____ Data for this task

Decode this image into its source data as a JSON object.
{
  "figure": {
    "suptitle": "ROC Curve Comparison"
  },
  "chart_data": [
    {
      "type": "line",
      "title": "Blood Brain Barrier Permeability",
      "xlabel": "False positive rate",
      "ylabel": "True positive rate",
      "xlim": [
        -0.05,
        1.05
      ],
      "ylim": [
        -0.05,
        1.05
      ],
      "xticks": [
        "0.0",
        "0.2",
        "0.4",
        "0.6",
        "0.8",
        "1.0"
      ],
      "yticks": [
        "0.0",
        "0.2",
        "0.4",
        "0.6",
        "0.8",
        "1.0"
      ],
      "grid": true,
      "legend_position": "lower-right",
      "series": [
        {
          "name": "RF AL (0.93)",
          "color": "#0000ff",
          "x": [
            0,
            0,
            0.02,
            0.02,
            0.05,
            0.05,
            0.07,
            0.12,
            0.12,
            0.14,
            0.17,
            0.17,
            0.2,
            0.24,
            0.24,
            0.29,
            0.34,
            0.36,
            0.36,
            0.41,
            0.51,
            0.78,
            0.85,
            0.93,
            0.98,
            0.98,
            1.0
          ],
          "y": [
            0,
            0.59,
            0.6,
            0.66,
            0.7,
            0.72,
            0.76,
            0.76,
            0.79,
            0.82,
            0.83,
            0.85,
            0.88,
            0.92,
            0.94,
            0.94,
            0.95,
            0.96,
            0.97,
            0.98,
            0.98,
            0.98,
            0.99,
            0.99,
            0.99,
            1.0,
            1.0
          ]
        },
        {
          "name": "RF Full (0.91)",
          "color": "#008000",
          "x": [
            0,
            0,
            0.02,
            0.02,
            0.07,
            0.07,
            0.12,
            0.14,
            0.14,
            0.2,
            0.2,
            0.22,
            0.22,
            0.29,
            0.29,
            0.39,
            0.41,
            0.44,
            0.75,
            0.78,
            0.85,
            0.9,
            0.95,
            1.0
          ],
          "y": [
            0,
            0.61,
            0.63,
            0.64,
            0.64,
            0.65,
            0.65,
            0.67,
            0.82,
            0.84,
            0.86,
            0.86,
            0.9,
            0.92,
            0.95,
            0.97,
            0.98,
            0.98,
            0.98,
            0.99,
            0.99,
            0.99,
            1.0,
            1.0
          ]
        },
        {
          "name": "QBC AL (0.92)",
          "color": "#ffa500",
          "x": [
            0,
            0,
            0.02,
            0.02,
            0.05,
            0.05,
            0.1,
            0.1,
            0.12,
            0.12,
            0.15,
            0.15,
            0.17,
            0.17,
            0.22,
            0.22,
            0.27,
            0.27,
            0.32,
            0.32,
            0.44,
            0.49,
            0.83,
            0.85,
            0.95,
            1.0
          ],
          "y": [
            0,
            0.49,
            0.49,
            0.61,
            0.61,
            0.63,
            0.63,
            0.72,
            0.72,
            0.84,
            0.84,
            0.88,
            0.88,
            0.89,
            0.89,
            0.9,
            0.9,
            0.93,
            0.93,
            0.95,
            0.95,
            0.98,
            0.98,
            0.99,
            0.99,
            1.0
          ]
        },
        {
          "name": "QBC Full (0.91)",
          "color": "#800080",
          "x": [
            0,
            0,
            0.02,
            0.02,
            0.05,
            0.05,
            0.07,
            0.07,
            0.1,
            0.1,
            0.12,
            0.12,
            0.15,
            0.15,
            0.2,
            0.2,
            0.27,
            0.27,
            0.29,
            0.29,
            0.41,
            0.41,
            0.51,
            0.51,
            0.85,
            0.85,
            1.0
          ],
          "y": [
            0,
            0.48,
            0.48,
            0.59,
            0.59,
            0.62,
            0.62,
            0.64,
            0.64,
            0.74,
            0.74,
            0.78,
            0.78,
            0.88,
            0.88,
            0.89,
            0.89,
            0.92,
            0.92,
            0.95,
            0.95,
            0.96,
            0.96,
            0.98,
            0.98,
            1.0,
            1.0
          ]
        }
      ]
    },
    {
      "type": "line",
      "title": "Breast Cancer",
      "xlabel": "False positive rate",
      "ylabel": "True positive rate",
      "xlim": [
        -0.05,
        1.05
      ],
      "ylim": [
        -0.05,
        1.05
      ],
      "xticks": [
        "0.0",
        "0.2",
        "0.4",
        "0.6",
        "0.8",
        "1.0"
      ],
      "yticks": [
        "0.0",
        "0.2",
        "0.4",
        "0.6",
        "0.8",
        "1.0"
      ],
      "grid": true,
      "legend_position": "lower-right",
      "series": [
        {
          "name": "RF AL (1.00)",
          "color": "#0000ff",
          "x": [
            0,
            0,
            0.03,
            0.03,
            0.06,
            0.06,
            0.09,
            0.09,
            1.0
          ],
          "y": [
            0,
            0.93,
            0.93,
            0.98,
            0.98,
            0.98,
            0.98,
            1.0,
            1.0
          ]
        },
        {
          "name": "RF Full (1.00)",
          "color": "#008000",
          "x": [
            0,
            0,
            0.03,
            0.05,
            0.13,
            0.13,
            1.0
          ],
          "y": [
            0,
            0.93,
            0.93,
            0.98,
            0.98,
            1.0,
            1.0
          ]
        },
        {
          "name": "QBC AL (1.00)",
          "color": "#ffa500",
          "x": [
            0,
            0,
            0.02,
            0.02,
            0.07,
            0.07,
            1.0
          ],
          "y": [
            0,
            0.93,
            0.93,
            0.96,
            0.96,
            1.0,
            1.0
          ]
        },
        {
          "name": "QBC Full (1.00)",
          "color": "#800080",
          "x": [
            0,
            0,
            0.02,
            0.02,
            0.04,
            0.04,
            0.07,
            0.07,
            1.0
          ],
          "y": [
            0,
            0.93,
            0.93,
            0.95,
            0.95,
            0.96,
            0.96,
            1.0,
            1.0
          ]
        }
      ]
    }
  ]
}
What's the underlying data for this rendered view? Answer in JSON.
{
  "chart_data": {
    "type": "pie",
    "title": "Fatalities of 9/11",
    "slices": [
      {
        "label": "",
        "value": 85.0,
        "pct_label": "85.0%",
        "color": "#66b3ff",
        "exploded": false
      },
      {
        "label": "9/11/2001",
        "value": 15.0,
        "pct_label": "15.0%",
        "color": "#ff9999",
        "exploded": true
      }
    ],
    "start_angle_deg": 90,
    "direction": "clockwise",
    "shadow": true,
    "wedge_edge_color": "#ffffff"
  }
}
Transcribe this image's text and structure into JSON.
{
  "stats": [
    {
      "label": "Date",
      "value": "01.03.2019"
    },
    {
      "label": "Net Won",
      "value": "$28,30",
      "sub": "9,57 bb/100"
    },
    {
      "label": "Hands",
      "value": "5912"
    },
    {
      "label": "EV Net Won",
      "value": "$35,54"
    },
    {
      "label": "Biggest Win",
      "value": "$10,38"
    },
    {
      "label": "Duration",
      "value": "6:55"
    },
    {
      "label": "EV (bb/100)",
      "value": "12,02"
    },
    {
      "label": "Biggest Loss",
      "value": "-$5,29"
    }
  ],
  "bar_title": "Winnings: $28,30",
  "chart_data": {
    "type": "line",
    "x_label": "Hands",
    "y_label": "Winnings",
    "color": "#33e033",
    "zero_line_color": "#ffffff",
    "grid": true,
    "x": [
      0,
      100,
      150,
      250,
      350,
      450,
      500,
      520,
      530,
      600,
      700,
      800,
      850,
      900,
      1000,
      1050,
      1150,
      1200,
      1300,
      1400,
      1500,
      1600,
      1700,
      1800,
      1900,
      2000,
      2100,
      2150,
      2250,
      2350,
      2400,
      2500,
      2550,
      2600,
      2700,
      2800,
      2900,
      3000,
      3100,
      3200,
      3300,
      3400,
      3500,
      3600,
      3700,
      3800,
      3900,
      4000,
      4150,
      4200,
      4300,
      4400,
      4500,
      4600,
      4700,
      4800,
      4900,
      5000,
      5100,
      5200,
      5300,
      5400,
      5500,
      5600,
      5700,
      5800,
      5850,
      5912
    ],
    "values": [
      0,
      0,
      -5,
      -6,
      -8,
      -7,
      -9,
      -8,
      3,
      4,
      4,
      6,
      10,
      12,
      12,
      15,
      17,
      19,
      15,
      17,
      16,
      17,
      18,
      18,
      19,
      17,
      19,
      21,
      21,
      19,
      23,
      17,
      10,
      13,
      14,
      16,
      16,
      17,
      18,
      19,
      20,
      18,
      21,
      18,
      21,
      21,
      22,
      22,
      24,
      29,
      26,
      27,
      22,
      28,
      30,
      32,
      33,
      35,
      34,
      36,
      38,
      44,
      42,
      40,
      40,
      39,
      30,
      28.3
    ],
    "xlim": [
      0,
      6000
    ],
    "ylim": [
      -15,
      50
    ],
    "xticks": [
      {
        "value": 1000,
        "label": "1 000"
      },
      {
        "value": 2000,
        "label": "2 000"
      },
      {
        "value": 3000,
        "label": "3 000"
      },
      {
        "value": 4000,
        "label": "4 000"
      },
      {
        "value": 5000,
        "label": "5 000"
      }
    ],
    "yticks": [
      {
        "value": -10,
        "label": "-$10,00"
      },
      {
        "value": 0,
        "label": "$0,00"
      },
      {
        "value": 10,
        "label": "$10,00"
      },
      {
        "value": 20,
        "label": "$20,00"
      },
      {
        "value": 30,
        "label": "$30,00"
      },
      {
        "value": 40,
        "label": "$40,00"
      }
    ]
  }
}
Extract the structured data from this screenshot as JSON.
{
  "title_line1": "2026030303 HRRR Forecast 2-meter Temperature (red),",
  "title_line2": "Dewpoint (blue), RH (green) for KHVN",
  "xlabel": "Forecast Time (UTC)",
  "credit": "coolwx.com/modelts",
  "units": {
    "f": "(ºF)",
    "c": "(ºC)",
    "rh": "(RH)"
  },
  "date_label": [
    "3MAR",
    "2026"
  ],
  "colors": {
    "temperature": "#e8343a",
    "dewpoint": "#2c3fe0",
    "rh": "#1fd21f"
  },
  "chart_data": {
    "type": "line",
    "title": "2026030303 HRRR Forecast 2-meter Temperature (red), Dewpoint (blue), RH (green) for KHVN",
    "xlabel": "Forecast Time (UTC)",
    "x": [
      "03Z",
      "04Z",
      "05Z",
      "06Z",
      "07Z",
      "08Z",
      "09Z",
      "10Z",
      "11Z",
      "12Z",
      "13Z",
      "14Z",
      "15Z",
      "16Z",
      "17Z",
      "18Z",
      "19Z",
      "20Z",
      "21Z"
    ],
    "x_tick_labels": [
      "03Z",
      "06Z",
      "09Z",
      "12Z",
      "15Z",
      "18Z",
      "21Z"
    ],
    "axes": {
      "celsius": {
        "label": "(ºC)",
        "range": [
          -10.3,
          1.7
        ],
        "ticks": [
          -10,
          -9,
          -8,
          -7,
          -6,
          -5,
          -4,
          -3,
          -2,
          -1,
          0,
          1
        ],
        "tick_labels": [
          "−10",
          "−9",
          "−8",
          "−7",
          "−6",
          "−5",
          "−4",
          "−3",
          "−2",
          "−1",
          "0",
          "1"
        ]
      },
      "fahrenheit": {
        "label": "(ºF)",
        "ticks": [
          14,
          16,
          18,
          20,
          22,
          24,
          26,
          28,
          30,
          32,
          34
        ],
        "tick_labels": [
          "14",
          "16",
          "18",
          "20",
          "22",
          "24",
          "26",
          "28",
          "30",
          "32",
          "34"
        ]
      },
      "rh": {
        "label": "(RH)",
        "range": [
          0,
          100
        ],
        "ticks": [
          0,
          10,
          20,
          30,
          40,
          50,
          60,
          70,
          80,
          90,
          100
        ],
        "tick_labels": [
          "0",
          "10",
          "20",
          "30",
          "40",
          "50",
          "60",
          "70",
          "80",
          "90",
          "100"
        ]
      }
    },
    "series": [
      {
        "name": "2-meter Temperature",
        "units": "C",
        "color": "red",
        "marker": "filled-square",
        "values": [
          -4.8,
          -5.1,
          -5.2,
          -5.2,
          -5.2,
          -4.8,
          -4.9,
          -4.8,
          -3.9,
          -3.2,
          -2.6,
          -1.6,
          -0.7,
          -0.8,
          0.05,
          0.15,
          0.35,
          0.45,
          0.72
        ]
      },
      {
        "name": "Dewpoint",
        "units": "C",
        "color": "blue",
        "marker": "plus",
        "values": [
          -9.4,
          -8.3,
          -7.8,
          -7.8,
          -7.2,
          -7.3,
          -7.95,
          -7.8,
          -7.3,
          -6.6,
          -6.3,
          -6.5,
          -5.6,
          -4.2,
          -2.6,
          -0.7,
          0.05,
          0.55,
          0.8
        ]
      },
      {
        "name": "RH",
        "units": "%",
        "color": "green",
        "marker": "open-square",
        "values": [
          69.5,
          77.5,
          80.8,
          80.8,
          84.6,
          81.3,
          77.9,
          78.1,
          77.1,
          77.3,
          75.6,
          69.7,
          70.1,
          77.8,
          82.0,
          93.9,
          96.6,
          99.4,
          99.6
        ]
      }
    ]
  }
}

________

◆ Aim
From the entries above, extract every line where the word "marker" appears.

◆ Expected output
        "marker": "filled-square",
        "marker": "plus",
        "marker": "open-square",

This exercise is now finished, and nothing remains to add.